— begin —

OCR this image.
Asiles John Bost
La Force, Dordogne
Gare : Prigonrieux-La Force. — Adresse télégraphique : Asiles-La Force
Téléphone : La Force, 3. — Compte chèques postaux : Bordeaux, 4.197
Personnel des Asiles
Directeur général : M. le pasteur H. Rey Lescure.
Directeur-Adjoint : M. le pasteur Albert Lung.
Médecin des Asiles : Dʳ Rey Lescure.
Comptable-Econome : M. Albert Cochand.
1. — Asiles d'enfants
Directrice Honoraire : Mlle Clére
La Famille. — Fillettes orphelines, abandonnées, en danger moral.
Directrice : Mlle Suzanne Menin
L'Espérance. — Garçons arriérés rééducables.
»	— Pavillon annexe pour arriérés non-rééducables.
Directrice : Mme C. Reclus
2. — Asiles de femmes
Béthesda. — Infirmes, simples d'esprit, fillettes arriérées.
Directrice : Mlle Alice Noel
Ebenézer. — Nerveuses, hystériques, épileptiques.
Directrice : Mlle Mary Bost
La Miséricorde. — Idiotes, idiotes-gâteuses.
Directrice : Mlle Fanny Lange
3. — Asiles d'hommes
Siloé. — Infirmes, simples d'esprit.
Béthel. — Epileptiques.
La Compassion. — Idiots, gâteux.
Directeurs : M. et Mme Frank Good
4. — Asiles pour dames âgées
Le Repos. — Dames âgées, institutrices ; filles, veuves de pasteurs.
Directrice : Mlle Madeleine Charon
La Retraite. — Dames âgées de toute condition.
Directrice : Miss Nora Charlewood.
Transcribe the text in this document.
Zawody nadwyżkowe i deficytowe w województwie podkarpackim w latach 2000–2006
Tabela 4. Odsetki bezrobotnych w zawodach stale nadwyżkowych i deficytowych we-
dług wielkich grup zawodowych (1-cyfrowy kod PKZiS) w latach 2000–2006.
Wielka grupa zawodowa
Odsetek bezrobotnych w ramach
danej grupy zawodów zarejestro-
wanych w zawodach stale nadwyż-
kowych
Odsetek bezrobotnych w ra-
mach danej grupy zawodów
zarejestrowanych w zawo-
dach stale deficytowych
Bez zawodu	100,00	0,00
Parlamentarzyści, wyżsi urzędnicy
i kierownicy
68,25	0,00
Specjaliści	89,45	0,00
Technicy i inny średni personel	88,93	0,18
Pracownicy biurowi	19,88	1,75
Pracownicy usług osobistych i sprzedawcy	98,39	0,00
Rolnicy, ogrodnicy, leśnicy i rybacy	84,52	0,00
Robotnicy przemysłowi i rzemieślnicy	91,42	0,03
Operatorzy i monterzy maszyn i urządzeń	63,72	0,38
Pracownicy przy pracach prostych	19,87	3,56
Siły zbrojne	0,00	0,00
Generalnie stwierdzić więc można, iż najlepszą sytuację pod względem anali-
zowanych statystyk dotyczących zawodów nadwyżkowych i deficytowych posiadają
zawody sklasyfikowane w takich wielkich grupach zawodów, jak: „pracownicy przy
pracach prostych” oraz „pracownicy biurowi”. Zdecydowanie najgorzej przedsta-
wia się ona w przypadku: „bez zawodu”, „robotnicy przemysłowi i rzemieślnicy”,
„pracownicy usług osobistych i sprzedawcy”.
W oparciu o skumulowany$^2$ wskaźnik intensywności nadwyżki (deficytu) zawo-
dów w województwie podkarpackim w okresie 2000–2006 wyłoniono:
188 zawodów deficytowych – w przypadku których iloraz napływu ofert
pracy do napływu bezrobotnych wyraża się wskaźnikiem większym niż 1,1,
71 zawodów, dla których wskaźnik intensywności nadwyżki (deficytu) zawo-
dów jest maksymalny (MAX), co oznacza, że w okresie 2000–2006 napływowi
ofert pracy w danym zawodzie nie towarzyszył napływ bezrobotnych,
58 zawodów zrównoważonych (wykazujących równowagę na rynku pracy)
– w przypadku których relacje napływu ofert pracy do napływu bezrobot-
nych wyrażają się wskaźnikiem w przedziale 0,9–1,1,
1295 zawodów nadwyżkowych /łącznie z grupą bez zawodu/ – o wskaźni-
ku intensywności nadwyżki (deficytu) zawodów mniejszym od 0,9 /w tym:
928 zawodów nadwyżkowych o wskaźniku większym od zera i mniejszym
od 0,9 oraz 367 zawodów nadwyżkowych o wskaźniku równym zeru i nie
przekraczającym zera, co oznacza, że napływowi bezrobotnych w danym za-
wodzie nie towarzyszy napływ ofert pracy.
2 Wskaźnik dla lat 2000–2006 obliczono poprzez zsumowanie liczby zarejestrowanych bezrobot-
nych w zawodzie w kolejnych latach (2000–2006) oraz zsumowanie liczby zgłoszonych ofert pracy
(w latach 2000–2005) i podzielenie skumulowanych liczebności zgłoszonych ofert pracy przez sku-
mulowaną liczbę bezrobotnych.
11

— end —

### What you should do
Retype the data in full and match it exactly.

### The output
OCR this image.
Asiles John Bost
La Force, Dordogne
Gare : Prigonrieux-La Force. — Adresse télégraphique : Asiles-La Force
Téléphone : La Force, 3. — Compte chèques postaux : Bordeaux, 4.197
Personnel des Asiles
Directeur général : M. le pasteur H. Rey Lescure.
Directeur-Adjoint : M. le pasteur Albert Lung.
Médecin des Asiles : Dʳ Rey Lescure.
Comptable-Econome : M. Albert Cochand.
1. — Asiles d'enfants
Directrice Honoraire : Mlle Clére
La Famille. — Fillettes orphelines, abandonnées, en danger moral.
Directrice : Mlle Suzanne Menin
L'Espérance. — Garçons arriérés rééducables.
»	— Pavillon annexe pour arriérés non-rééducables.
Directrice : Mme C. Reclus
2. — Asiles de femmes
Béthesda. — Infirmes, simples d'esprit, fillettes arriérées.
Directrice : Mlle Alice Noel
Ebenézer. — Nerveuses, hystériques, épileptiques.
Directrice : Mlle Mary Bost
La Miséricorde. — Idiotes, idiotes-gâteuses.
Directrice : Mlle Fanny Lange
3. — Asiles d'hommes
Siloé. — Infirmes, simples d'esprit.
Béthel. — Epileptiques.
La Compassion. — Idiots, gâteux.
Directeurs : M. et Mme Frank Good
4. — Asiles pour dames âgées
Le Repos. — Dames âgées, institutrices ; filles, veuves de pasteurs.
Directrice : Mlle Madeleine Charon
La Retraite. — Dames âgées de toute condition.
Directrice : Miss Nora Charlewood.
Transcribe the text in this document.
Zawody nadwyżkowe i deficytowe w województwie podkarpackim w latach 2000–2006
Tabela 4. Odsetki bezrobotnych w zawodach stale nadwyżkowych i deficytowych we-
dług wielkich grup zawodowych (1-cyfrowy kod PKZiS) w latach 2000–2006.
Wielka grupa zawodowa
Odsetek bezrobotnych w ramach
danej grupy zawodów zarejestro-
wanych w zawodach stale nadwyż-
kowych
Odsetek bezrobotnych w ra-
mach danej grupy zawodów
zarejestrowanych w zawo-
dach stale deficytowych
Bez zawodu	100,00	0,00
Parlamentarzyści, wyżsi urzędnicy
i kierownicy
68,25	0,00
Specjaliści	89,45	0,00
Technicy i inny średni personel	88,93	0,18
Pracownicy biurowi	19,88	1,75
Pracownicy usług osobistych i sprzedawcy	98,39	0,00
Rolnicy, ogrodnicy, leśnicy i rybacy	84,52	0,00
Robotnicy przemysłowi i rzemieślnicy	91,42	0,03
Operatorzy i monterzy maszyn i urządzeń	63,72	0,38
Pracownicy przy pracach prostych	19,87	3,56
Siły zbrojne	0,00	0,00
Generalnie stwierdzić więc można, iż najlepszą sytuację pod względem anali-
zowanych statystyk dotyczących zawodów nadwyżkowych i deficytowych posiadają
zawody sklasyfikowane w takich wielkich grupach zawodów, jak: „pracownicy przy
pracach prostych” oraz „pracownicy biurowi”. Zdecydowanie najgorzej przedsta-
wia się ona w przypadku: „bez zawodu”, „robotnicy przemysłowi i rzemieślnicy”,
„pracownicy usług osobistych i sprzedawcy”.
W oparciu o skumulowany$^2$ wskaźnik intensywności nadwyżki (deficytu) zawo-
dów w województwie podkarpackim w okresie 2000–2006 wyłoniono:
188 zawodów deficytowych – w przypadku których iloraz napływu ofert
pracy do napływu bezrobotnych wyraża się wskaźnikiem większym niż 1,1,
71 zawodów, dla których wskaźnik intensywności nadwyżki (deficytu) zawo-
dów jest maksymalny (MAX), co oznacza, że w okresie 2000–2006 napływowi
ofert pracy w danym zawodzie nie towarzyszył napływ bezrobotnych,
58 zawodów zrównoważonych (wykazujących równowagę na rynku pracy)
– w przypadku których relacje napływu ofert pracy do napływu bezrobot-
nych wyrażają się wskaźnikiem w przedziale 0,9–1,1,
1295 zawodów nadwyżkowych /łącznie z grupą bez zawodu/ – o wskaźni-
ku intensywności nadwyżki (deficytu) zawodów mniejszym od 0,9 /w tym:
928 zawodów nadwyżkowych o wskaźniku większym od zera i mniejszym
od 0,9 oraz 367 zawodów nadwyżkowych o wskaźniku równym zeru i nie
przekraczającym zera, co oznacza, że napływowi bezrobotnych w danym za-
wodzie nie towarzyszy napływ ofert pracy.
2 Wskaźnik dla lat 2000–2006 obliczono poprzez zsumowanie liczby zarejestrowanych bezrobot-
nych w zawodzie w kolejnych latach (2000–2006) oraz zsumowanie liczby zgłoszonych ofert pracy
(w latach 2000–2005) i podzielenie skumulowanych liczebności zgłoszonych ofert pracy przez sku-
mulowaną liczbę bezrobotnych.
11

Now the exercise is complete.